:: Objective ::
In the entries, find all lines that hold the word "text" and copy them.

Dataset records
* * * * *

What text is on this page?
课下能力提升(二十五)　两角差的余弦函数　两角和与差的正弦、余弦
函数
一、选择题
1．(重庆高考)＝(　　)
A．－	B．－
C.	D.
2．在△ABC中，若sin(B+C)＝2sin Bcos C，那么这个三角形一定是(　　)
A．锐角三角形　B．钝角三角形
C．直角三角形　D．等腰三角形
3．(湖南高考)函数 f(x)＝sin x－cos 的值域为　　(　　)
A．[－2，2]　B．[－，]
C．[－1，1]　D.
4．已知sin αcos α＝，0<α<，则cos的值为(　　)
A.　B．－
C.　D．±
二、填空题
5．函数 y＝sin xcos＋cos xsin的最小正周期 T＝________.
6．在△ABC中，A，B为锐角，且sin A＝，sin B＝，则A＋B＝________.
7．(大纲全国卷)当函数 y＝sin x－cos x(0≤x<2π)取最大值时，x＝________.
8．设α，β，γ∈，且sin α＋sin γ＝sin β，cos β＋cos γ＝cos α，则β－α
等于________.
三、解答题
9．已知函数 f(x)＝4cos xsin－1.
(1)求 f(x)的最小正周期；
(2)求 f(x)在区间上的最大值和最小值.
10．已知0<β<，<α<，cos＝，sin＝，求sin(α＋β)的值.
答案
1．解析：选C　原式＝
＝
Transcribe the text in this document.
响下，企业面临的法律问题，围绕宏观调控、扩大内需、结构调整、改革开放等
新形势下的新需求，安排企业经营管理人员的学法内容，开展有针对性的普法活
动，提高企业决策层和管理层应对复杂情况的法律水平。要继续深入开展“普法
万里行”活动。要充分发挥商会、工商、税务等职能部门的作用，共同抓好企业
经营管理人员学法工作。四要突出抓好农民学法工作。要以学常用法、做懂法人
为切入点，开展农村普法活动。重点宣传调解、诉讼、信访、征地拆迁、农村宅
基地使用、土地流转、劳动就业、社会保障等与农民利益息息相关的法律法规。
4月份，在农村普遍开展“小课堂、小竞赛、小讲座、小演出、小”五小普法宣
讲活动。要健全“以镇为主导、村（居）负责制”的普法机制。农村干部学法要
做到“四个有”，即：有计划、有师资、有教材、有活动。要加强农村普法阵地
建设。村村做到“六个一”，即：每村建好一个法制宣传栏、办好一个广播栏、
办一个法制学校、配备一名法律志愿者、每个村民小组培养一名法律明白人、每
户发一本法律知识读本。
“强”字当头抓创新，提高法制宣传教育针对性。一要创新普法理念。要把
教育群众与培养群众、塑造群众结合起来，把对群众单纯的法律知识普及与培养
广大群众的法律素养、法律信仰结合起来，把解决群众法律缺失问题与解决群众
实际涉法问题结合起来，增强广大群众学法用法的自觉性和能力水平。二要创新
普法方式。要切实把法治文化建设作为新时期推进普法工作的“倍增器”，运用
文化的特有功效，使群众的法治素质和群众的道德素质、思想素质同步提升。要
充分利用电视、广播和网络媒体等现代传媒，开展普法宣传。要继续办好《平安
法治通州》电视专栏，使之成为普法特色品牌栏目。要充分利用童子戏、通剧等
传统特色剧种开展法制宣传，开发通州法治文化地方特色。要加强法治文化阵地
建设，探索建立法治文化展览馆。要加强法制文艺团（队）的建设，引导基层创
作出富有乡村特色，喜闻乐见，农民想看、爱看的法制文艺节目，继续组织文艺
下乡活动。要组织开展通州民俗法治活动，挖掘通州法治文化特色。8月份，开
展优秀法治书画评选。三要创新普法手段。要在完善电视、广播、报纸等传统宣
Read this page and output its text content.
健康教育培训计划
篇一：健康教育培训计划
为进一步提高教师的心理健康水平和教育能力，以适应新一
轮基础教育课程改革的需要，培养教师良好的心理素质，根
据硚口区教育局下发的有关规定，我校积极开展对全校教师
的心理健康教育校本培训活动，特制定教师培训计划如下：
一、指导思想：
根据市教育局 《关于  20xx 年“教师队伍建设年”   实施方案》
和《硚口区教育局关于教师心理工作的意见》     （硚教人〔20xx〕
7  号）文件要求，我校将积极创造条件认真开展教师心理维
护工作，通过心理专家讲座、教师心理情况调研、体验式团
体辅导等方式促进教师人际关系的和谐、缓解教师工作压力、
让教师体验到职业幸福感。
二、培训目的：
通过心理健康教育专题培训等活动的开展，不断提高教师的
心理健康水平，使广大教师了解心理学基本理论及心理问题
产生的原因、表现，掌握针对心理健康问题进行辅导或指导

* * * * *

:: Output for this exercise ::
What text is on this page?
Transcribe the text in this document.
Read this page and output its text content.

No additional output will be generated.